**Task details**
Filter the entries, keeping every line with the word "image".

**Recorded information**
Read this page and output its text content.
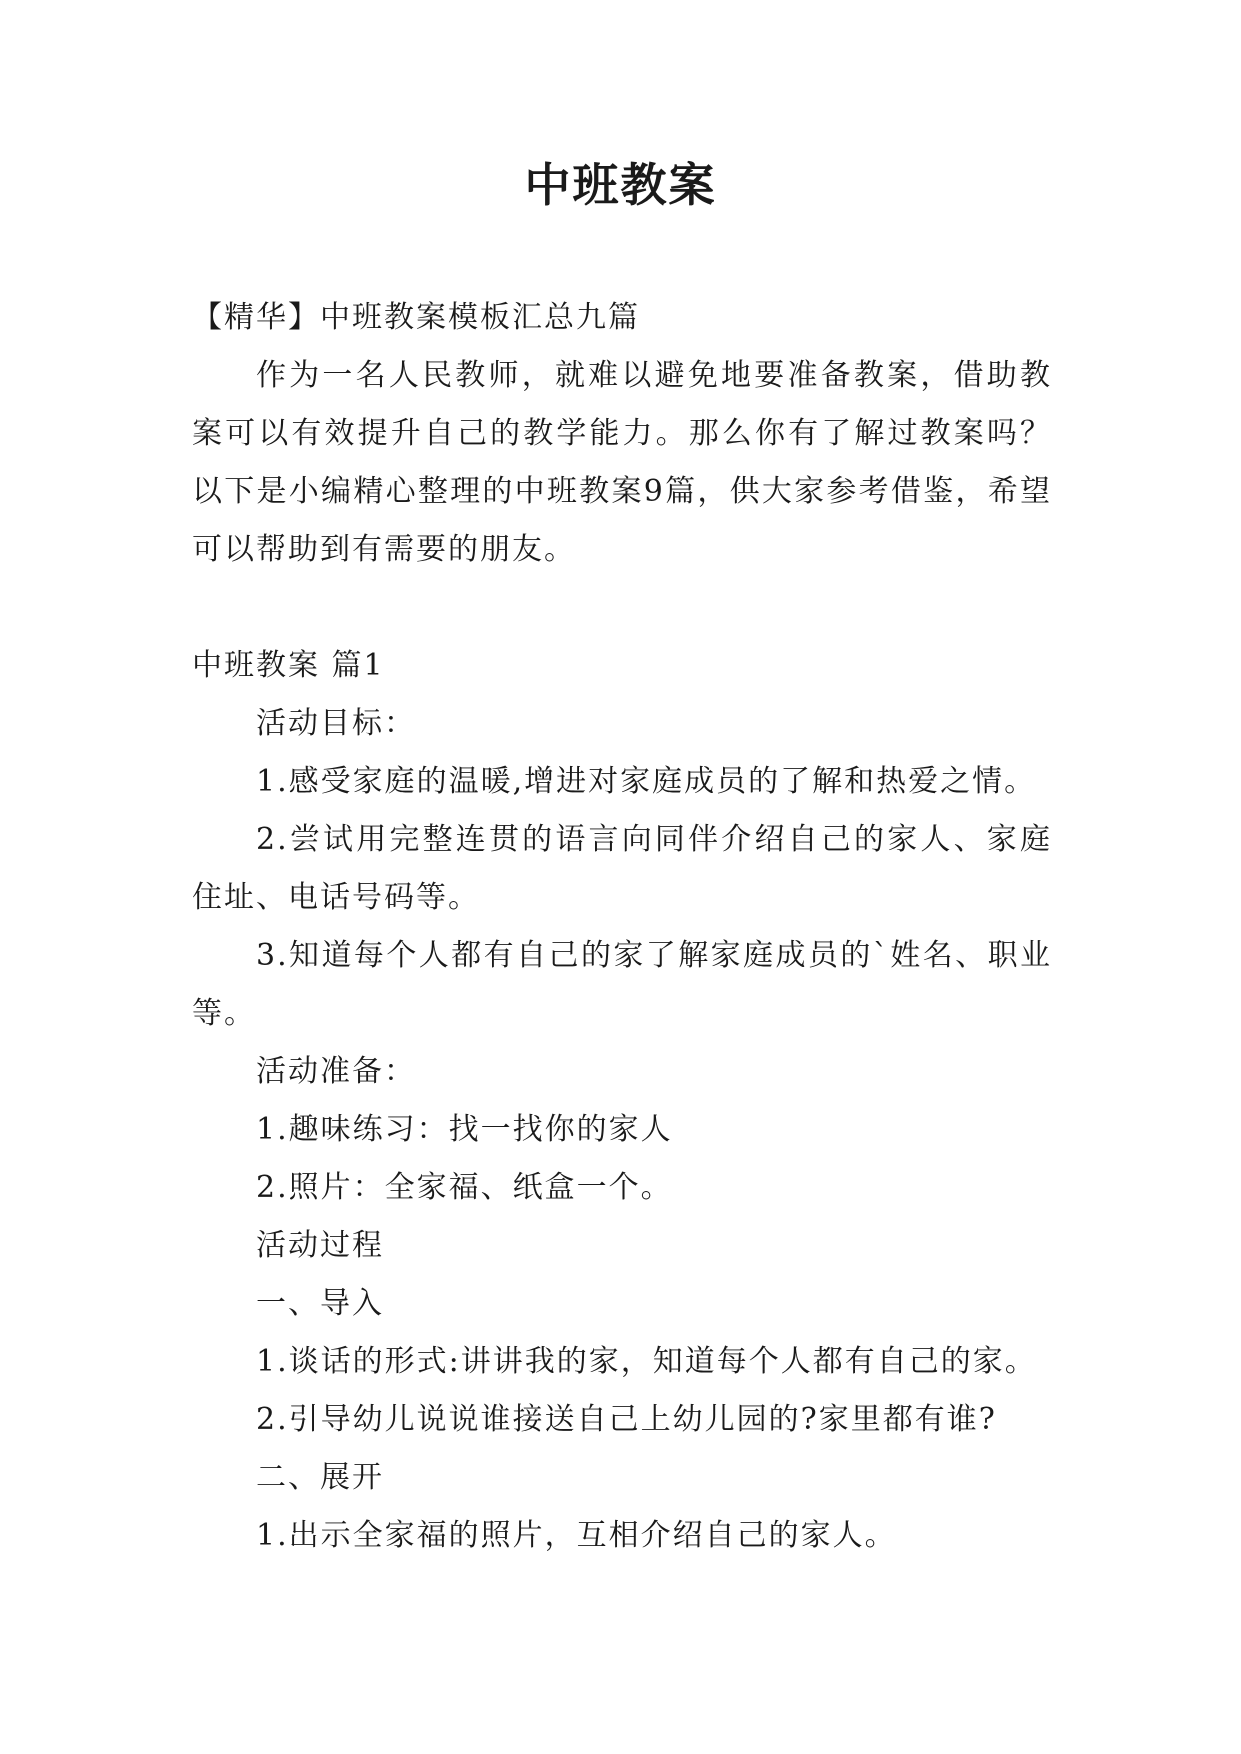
中班教案

【精华】中班教案模板汇总九篇

作为一名人民教师，就难以避免地要准备教案，借助教案可以有效提升自己的教学能力。那么你有了解过教案吗？以下是小编精心整理的中班教案9篇，供大家参考借鉴，希望可以帮助到有需要的朋友。

中班教案 篇1

活动目标：

1.感受家庭的温暖,增进对家庭成员的了解和热爱之情。

2.尝试用完整连贯的语言向同伴介绍自己的家人、家庭住址、电话号码等。

3.知道每个人都有自己的家了解家庭成员的`姓名、职业等。

活动准备：

1.趣味练习：找一找你的家人

2.照片：全家福、纸盒一个。

活动过程

一、导入

1.谈话的形式:讲讲我的家，知道每个人都有自己的家。

2.引导幼儿说说谁接送自己上幼儿园的?家里都有谁?

二、展开

1.出示全家福的照片，互相介绍自己的家人。
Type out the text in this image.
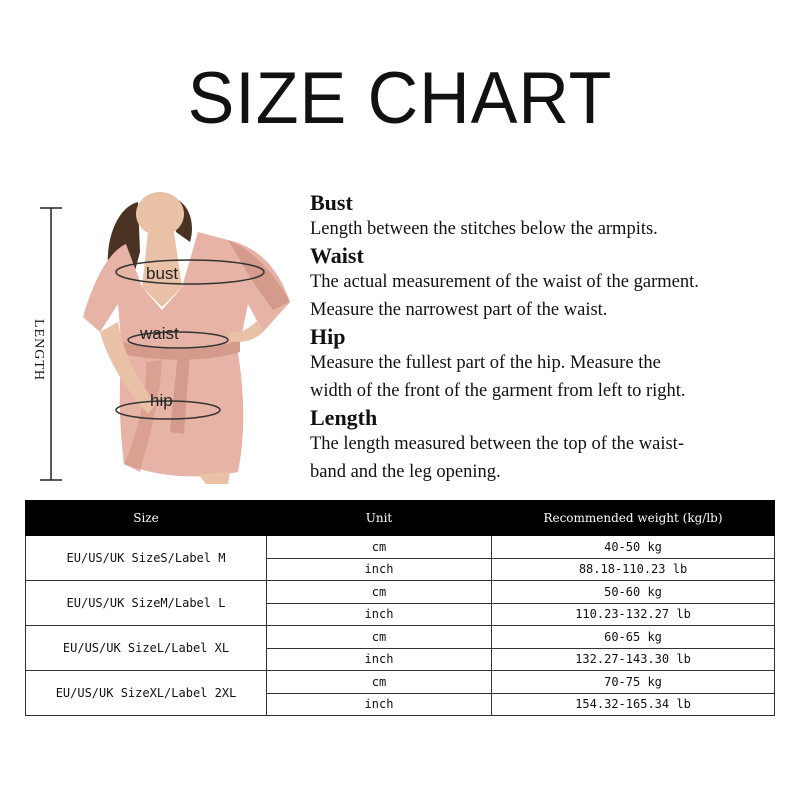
SIZE CHART
LENGTH
bust
waist
hip
Bust

Length between the stitches below the armpits.

Waist

The actual measurement of the waist of the garment.

Measure the narrowest part of the waist.

Hip

Measure the fullest part of the hip. Measure the

width of the front of the garment from left to right.

Length

The length measured between the top of the waist-

band and the leg opening.

Size	Unit	Recommended weight (kg/lb)
EU/US/UK SizeS/Label M	cm	40-50 kg
	inch	88.18-110.23 lb
EU/US/UK SizeM/Label L	cm	50-60 kg
	inch	110.23-132.27 lb
EU/US/UK SizeL/Label XL	cm	60-65 kg
	inch	132.27-143.30 lb
EU/US/UK SizeXL/Label 2XL	cm	70-75 kg
	inch	154.32-165.34 lb
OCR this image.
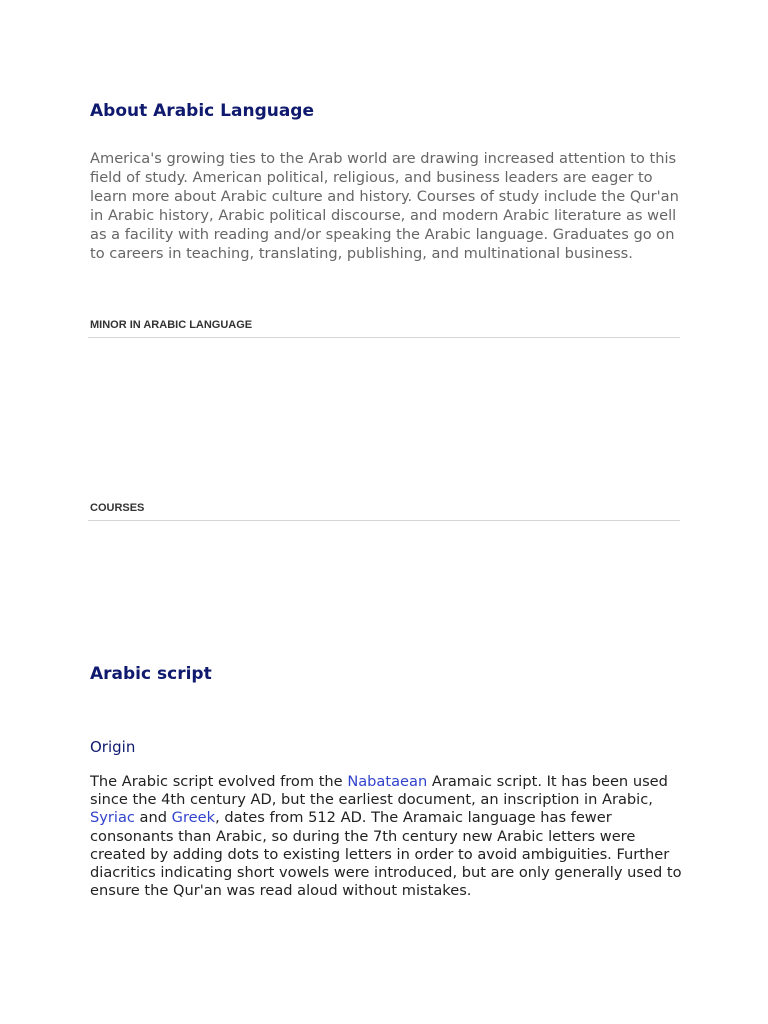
About Arabic Language

America's growing ties to the Arab world are drawing increased attention to this field of study. American political, religious, and business leaders are eager to learn more about Arabic culture and history. Courses of study include the Qur'an in Arabic history, Arabic political discourse, and modern Arabic literature as well as a facility with reading and/or speaking the Arabic language. Graduates go on to careers in teaching, translating, publishing, and multinational business.

MINOR IN ARABIC LANGUAGE
COURSES
Arabic script
Origin

The Arabic script evolved from the Nabataean Aramaic script. It has been used since the 4th century AD, but the earliest document, an inscription in Arabic, Syriac and Greek, dates from 512 AD. The Aramaic language has fewer consonants than Arabic, so during the 7th century new Arabic letters were created by adding dots to existing letters in order to avoid ambiguities. Further diacritics indicating short vowels were introduced, but are only generally used to ensure the Qur'an was read aloud without mistakes.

**Reply**
Type out the text in this image.
OCR this image.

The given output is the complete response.